> _SUPPLIED DATA_
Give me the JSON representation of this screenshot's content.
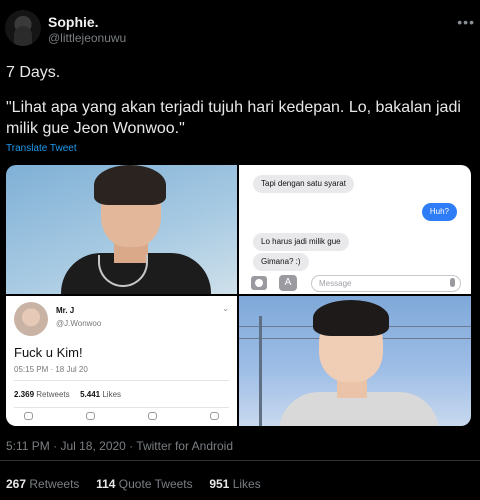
{
  "author": {
    "name": "Sophie.",
    "handle": "@littlejeonuwu",
    "more_icon": "more-icon"
  },
  "tweet": {
    "line1": "7 Days.",
    "line2": "\"Lihat apa yang akan terjadi tujuh hari kedepan. Lo, bakalan jadi milik gue Jeon Wonwoo.\"",
    "translate_label": "Translate Tweet"
  },
  "chat": {
    "messages": [
      {
        "text": "Tapi dengan satu syarat",
        "from": "them"
      },
      {
        "text": "Huh?",
        "from": "me"
      },
      {
        "text": "Lo harus jadi milik gue",
        "from": "them"
      },
      {
        "text": "Gimana? :)",
        "from": "them"
      }
    ],
    "input_placeholder": "Message",
    "colors": {
      "sent": "#2f7df6",
      "received": "#e9e9eb"
    }
  },
  "embedded_tweet": {
    "name": "Mr. J",
    "handle": "@J.Wonwoo",
    "text": "Fuck u Kim!",
    "time": "05:15 PM · 18 Jul 20",
    "retweets": "2.369",
    "retweets_label": "Retweets",
    "likes": "5.441",
    "likes_label": "Likes"
  },
  "meta": {
    "timestamp": "5:11 PM · Jul 18, 2020 · Twitter for Android"
  },
  "stats": {
    "retweets": "267",
    "retweets_label": "Retweets",
    "quotes": "114",
    "quotes_label": "Quote Tweets",
    "likes": "951",
    "likes_label": "Likes"
  },
  "colors": {
    "background": "#000000",
    "link": "#1d9bf0",
    "secondary_text": "#7a7f83"
  }
}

> _WHAT YOU NEED TO DO_
Copy each line above that contains the word "jadi".

> _EXERCISE ANSWER_
    "line2": "\"Lihat apa yang akan terjadi tujuh hari kedepan. Lo, bakalan jadi milik gue Jeon Wonwoo.\"",
        "text": "Lo harus jadi milik gue",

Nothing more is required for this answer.